◆ WHAT YOU ARE ASKED TO DO
Produce an exact copy of all the records.

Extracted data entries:

________________________

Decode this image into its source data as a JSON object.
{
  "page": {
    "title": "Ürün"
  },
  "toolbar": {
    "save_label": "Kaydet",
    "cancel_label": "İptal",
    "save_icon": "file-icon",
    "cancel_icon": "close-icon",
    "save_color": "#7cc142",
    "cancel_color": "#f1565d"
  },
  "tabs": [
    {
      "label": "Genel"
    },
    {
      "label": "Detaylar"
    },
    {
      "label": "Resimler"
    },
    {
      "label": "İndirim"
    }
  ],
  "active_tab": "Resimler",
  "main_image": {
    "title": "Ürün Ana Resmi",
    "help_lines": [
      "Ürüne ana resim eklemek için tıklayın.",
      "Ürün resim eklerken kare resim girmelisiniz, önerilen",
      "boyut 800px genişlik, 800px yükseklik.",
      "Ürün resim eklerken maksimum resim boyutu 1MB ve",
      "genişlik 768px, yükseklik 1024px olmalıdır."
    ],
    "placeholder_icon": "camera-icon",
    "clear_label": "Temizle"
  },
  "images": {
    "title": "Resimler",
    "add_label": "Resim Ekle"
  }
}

________________________

◆ WRITTEN SOLUTION
Decode this image into its source data as a JSON object.
{
  "page": {
    "title": "Ürün"
  },
  "toolbar": {
    "save_label": "Kaydet",
    "cancel_label": "İptal",
    "save_icon": "file-icon",
    "cancel_icon": "close-icon",
    "save_color": "#7cc142",
    "cancel_color": "#f1565d"
  },
  "tabs": [
    {
      "label": "Genel"
    },
    {
      "label": "Detaylar"
    },
    {
      "label": "Resimler"
    },
    {
      "label": "İndirim"
    }
  ],
  "active_tab": "Resimler",
  "main_image": {
    "title": "Ürün Ana Resmi",
    "help_lines": [
      "Ürüne ana resim eklemek için tıklayın.",
      "Ürün resim eklerken kare resim girmelisiniz, önerilen",
      "boyut 800px genişlik, 800px yükseklik.",
      "Ürün resim eklerken maksimum resim boyutu 1MB ve",
      "genişlik 768px, yükseklik 1024px olmalıdır."
    ],
    "placeholder_icon": "camera-icon",
    "clear_label": "Temizle"
  },
  "images": {
    "title": "Resimler",
    "add_label": "Resim Ekle"
  }
}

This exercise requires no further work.